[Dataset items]

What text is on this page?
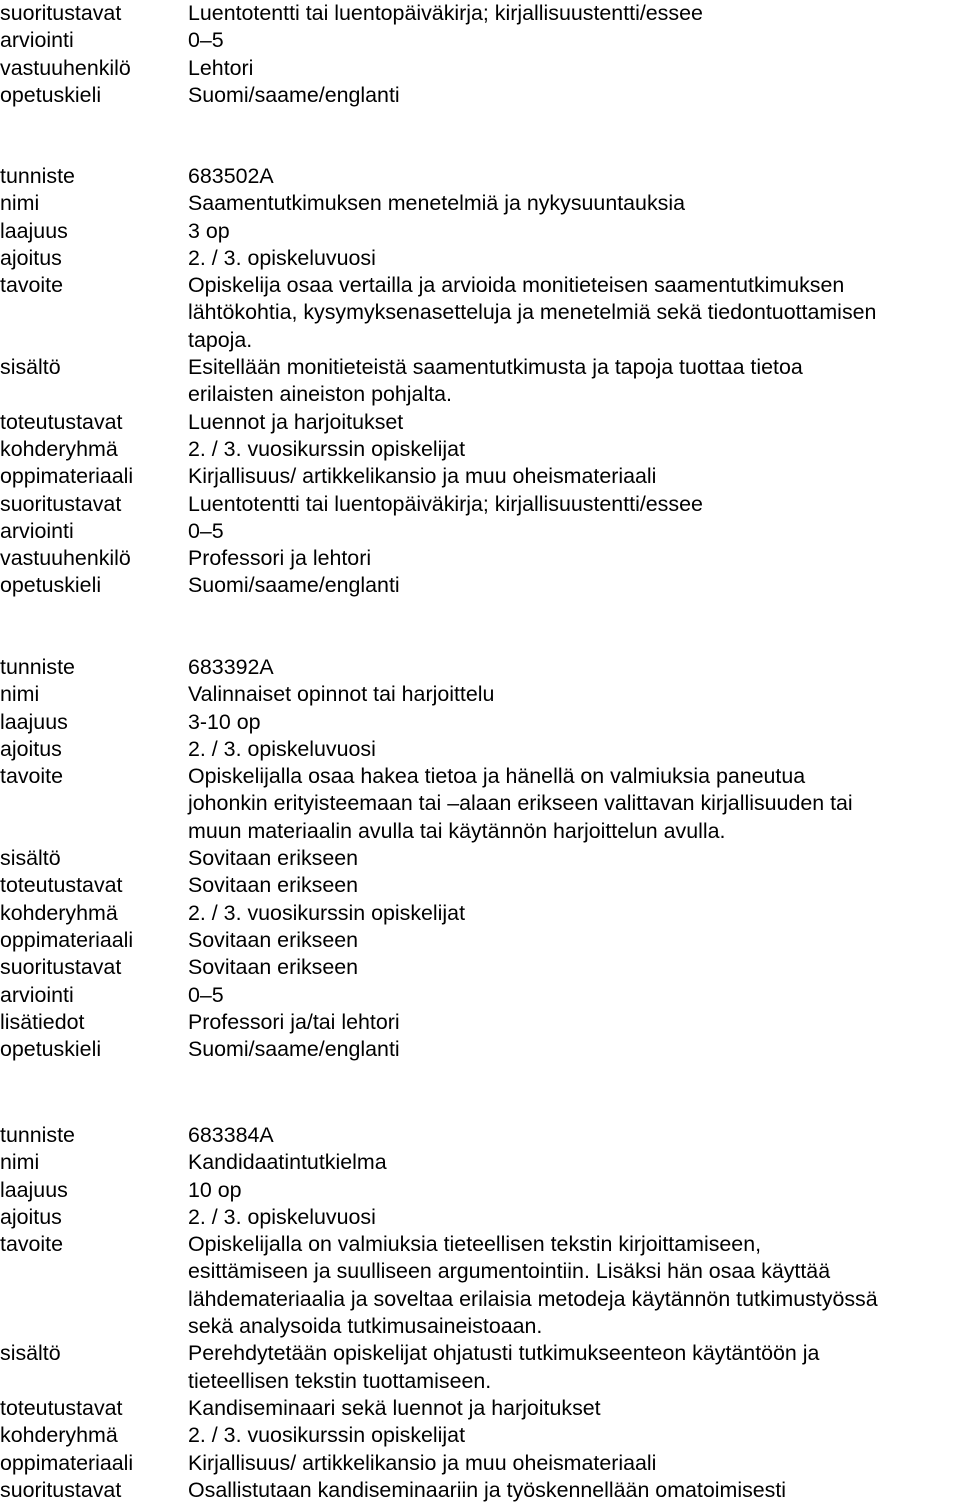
suoritustavat	Luentotentti tai luentopäiväkirja; kirjallisuustentti/essee
arviointi	0–5
vastuuhenkilö	Lehtori
opetuskieli	Suomi/saame/englanti
tunniste	683502A
nimi	Saamentutkimuksen menetelmiä ja nykysuuntauksia
laajuus	3 op
ajoitus	2. / 3. opiskeluvuosi
tavoite	Opiskelija osaa vertailla ja arvioida monitieteisen saamentutkimuksen
lähtökohtia, kysymyksenasetteluja ja menetelmiä sekä tiedontuottamisen
tapoja.
sisältö	Esitellään monitieteistä saamentutkimusta ja tapoja tuottaa tietoa
erilaisten aineiston pohjalta.
toteutustavat	Luennot ja harjoitukset
kohderyhmä	2. / 3. vuosikurssin opiskelijat
oppimateriaali	Kirjallisuus/ artikkelikansio ja muu oheismateriaali
suoritustavat	Luentotentti tai luentopäiväkirja; kirjallisuustentti/essee
arviointi	0–5
vastuuhenkilö	Professori ja lehtori
opetuskieli	Suomi/saame/englanti
tunniste	683392A
nimi	Valinnaiset opinnot tai harjoittelu
laajuus	3-10 op
ajoitus	2. / 3. opiskeluvuosi
tavoite	Opiskelijalla osaa hakea tietoa ja hänellä on valmiuksia paneutua
johonkin erityisteemaan tai –alaan erikseen valittavan kirjallisuuden tai
muun materiaalin avulla tai käytännön harjoittelun avulla.
sisältö	Sovitaan erikseen
toteutustavat	Sovitaan erikseen
kohderyhmä	2. / 3. vuosikurssin opiskelijat
oppimateriaali	Sovitaan erikseen
suoritustavat	Sovitaan erikseen
arviointi	0–5
lisätiedot	Professori ja/tai lehtori
opetuskieli	Suomi/saame/englanti
tunniste	683384A
nimi	Kandidaatintutkielma
laajuus	10 op
ajoitus	2. / 3. opiskeluvuosi
tavoite	Opiskelijalla on valmiuksia tieteellisen tekstin kirjoittamiseen,
esittämiseen ja suulliseen argumentointiin. Lisäksi hän osaa käyttää
lähdemateriaalia ja soveltaa erilaisia metodeja käytännön tutkimustyössä
sekä analysoida tutkimusaineistoaan.
sisältö	Perehdytetään opiskelijat ohjatusti tutkimukseenteon käytäntöön ja
tieteellisen tekstin tuottamiseen.
toteutustavat	Kandiseminaari sekä luennot ja harjoitukset
kohderyhmä	2. / 3. vuosikurssin opiskelijat
oppimateriaali	Kirjallisuus/ artikkelikansio ja muu oheismateriaali
suoritustavat	Osallistutaan kandiseminaariin ja työskennellään omatoimisesti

Aim of the task
Using the material above, work out how many lines contain the string "sisältö". Give that number alone.

The completed task
3